#### TEXTE:
>>>
Le Monde – Proche-Orient : la lettre de Fillon, Juppé et Raffarin à Hollande

Le Proche-Orient brûle et l’Europe regarde ailleurs. Tous les fragiles équilibres de cette région sont remis en cause. Les Etats-Unis et la Russie y ont perdu une grande partie de leur influence. De nouvelles puissances émergent : l’Iran, la Turquie. Les Etats arabes sont affaiblis par les désordres qui affectent leurs sociétés. Il en résulte une résurgence du conflit religieux entre chiites et sunnites avec ses conséquences dramatiques sur les minorités chrétiennes d’Orient. Le conflit israélo-palestinien est dans une impasse sanglante à Gaza.
L’Europe n’a pas seulement le devoir d’intervenir, c’est son intérêt : nous avons, depuis cinq siècles, une mission de protection des chrétiens d’Orient que nous devons assumer. Le cratère ouvert en Syrie et celui de l’Irak nourrissent une menace terroriste franco-européenne qui, demain, peut avoir des conséquences redoutables sur la sécurité de notre pays et de l’Europe. Enfin, la zone est capitale pour notre sécurité énergétique.

UN ENGAGEMENT MASSIF NÉCESSAIRE

Depuis deux ans, la politique étrangère française oscille au Proche-Orient entre passivité et suivisme. Celle de l’Europe y est illisible. Nous ne pouvons pas nous contenter d’être des spectateurs engagés devant le drame qui se noue sous nos yeux : nous devons répondre sans attendre aux urgences humanitaires à Gaza comme en Irak.

En effet, il est fait état de 200 000 personnes, essentiellement de confession chrétienne, qu’il convient de secourir d’urgence au Kurdistan irakien.

Les initiatives de la France et de la Grande-Bretagne vont dans le bon sens, mais elles sont insuffisantes. C’est un engagement massif de l’Union européenne qui est nécessaire et c’est maintenant ! La question de l’accueil des réfugiés de ce conflit dans nos pays doit être résolue collectivement. Notre soutien aux actions militaires pour stopper l’avance des djihadistes doit être sans ambiguïté. Enfin, nous devons tenir compte des nouveaux équilibres géopolitiques et associer la Turquie, l’Iran et les pays du Golfe à la résolution de cette crise.

Seuls les chefs d’Etat et de gouvernement peuvent donner à la diplomatie européenne la légitimité et la force nécessaires pour agir. Seul l’engagement des chefs d’Etat et de gouvernement peut permettre d’engager le dialogue régional sans lequel aucune solution ne pourra émerger.
<<<
#### PETIT EXERCICE 1:
Recopiez le passage de la lettre sur le Proche-Orient qui va de "UN ENGAGEMENT MASSIF NÉCESSAIRE" jusqu'à "comme en Irak.".
#### PETIT EXERCICE 2:
D'après la lettre sur le Proche-Orient, combien de personnes faut-il secourir d'urgence au Kurdistan irakien ?
#### PETIT EXERCICE 3:
Prolongez la lettre sur le Proche-Orient en reprenant après sa dernière phrase.
Le matériel qui suit ne sert à rien ici.

#### DONNÉES FOURNIES:
>>>
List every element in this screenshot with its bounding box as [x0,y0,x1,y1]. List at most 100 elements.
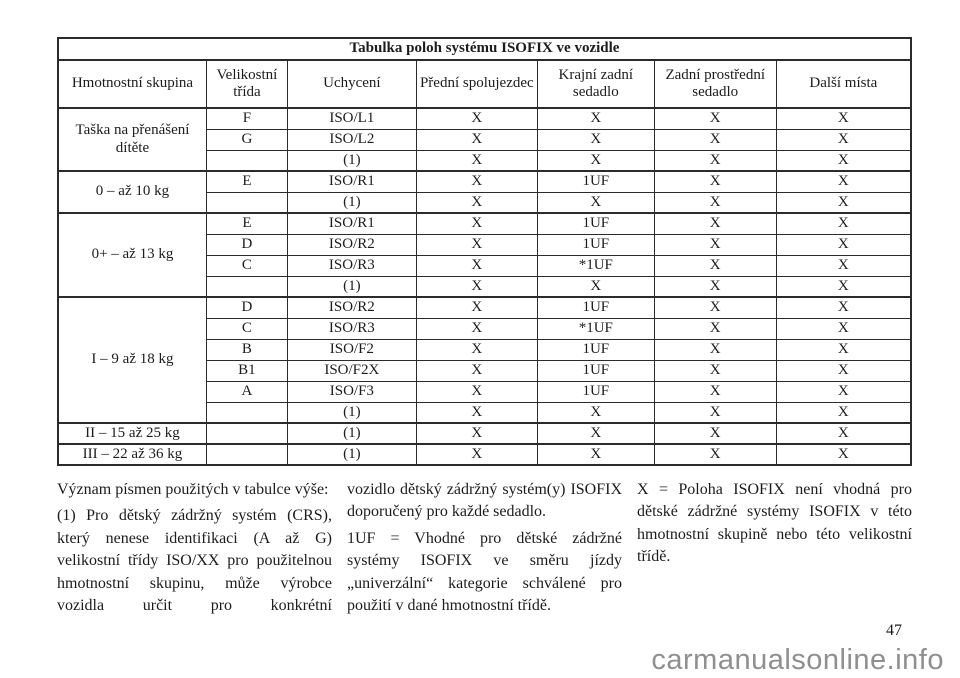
<<<
#### RÉSULTAT 1:
UN ENGAGEMENT MASSIF NÉCESSAIRE

Depuis deux ans, la politique étrangère française oscille au Proche-Orient entre passivité et suivisme. Celle de l’Europe y est illisible. Nous ne pouvons pas nous contenter d’être des spectateurs engagés devant le drame qui se noue sous nos yeux : nous devons répondre sans attendre aux urgences humanitaires à Gaza comme en Irak.

#### RÉSULTAT 2:
200 000 personnes, surtout de confession chrétienne.

#### RÉSULTAT 3:
La trêve estivale ne saurait être un obstacle à une mobilisation générale des Européens sans laquelle les drames que vivent les chrétiens d’Irak, de Syrie et les populations civiles de Gaza risquent de devenir les détonateurs d’une grave crise mondiale qui affectera durablement notre avenir commun. La tentation de la violence et de la guerre naît de la faiblesse de la diplomatie. Le retour à une diplomatie singulière, non alignée, mais entraînante, notamment pour l’Europe, reste pour la France la manière d’assumer sa mission.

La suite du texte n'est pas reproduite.